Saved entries
((

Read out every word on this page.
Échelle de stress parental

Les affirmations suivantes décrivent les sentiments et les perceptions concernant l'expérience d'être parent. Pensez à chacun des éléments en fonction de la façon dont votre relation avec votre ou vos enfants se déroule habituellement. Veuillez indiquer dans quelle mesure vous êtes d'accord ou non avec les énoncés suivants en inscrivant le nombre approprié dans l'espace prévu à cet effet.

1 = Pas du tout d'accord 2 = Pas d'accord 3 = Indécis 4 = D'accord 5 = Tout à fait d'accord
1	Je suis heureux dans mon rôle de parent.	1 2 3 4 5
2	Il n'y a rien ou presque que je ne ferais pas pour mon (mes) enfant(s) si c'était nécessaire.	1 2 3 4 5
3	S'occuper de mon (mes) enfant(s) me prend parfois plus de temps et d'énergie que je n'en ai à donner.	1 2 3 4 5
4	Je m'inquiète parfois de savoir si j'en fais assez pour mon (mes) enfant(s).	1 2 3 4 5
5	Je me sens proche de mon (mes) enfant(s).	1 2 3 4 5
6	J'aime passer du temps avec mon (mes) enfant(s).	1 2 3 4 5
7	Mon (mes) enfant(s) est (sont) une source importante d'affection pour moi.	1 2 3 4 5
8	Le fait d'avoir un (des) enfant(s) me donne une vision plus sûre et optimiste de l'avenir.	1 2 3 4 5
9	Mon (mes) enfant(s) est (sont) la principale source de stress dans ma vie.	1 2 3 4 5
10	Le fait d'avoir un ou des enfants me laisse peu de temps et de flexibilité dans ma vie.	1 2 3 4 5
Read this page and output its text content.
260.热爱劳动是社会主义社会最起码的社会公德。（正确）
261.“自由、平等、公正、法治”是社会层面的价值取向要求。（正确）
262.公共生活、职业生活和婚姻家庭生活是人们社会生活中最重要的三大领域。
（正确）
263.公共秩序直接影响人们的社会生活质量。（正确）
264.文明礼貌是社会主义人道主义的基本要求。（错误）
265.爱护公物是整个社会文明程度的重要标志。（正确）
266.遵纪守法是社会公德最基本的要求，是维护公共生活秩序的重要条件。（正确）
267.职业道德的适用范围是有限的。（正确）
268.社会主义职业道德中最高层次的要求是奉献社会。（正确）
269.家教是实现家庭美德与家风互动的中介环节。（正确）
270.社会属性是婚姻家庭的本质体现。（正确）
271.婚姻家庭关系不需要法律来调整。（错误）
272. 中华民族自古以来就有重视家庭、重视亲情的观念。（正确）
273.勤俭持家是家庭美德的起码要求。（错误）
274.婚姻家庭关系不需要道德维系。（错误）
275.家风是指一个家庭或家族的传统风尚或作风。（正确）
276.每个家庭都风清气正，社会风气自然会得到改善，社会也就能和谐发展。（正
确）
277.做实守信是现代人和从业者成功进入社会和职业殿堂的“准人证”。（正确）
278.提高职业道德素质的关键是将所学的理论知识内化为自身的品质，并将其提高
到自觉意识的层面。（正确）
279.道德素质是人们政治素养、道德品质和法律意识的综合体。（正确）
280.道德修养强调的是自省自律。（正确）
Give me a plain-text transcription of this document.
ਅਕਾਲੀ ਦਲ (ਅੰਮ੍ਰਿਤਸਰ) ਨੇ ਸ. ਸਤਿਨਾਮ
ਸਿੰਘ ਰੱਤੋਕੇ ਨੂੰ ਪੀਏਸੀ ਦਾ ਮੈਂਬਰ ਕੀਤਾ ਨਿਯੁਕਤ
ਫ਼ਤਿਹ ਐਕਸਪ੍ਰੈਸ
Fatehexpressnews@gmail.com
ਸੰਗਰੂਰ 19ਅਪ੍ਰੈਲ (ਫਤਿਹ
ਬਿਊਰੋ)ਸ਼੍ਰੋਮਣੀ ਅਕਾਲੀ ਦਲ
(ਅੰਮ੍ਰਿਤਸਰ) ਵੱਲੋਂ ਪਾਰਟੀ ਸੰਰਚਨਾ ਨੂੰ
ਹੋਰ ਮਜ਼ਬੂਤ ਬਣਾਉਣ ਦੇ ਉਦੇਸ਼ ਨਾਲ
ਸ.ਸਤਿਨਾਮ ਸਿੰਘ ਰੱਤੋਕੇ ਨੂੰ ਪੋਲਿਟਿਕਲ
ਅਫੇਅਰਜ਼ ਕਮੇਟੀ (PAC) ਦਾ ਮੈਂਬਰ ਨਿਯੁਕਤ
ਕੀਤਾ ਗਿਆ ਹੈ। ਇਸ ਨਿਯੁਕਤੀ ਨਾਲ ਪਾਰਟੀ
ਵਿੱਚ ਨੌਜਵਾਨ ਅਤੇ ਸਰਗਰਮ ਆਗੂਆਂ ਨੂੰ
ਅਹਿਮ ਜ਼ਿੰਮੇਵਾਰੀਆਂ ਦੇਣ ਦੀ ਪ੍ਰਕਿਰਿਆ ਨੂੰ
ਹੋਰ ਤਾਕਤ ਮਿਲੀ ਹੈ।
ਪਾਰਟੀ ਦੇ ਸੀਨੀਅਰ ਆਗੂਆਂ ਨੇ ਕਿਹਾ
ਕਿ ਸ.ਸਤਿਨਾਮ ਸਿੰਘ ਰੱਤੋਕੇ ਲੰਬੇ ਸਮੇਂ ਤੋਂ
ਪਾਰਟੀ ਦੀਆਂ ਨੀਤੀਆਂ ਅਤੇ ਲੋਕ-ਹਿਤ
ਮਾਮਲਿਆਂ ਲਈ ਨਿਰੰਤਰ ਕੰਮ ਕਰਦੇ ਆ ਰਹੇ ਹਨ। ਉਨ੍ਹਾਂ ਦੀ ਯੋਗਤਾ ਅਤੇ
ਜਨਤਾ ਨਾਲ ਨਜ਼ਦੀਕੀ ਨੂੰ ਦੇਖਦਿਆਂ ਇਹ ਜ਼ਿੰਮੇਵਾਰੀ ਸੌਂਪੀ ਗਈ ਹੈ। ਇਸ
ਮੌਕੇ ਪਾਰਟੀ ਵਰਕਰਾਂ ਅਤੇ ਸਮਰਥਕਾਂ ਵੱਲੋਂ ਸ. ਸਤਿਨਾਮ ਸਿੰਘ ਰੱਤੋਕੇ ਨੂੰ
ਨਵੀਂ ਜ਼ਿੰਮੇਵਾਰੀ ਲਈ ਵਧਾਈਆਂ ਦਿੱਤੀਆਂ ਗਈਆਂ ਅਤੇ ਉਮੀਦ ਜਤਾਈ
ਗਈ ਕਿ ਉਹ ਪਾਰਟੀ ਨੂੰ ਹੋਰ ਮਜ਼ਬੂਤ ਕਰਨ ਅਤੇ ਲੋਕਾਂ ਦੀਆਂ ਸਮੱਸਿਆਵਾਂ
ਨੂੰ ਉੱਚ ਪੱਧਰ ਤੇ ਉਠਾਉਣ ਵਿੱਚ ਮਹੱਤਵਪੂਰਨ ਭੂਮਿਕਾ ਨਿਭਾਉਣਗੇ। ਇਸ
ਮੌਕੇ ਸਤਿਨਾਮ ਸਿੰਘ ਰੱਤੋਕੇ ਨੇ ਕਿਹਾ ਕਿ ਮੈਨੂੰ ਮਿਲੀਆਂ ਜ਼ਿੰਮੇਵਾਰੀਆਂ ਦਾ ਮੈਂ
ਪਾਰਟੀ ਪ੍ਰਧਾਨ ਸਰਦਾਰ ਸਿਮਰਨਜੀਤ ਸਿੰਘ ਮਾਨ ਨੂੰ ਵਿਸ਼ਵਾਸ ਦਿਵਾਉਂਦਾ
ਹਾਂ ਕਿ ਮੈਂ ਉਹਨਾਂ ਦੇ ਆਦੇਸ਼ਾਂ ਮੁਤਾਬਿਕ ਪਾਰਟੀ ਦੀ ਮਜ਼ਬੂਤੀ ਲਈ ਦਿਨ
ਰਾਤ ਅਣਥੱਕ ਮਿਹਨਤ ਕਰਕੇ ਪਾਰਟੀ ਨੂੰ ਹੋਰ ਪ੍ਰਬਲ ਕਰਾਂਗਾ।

))

Problem to solve
Filter the entries and copy out every line with the word "stress".

Result of the task
Échelle de stress parental
9	Mon (mes) enfant(s) est (sont) la principale source de stress dans ma vie.	1 2 3 4 5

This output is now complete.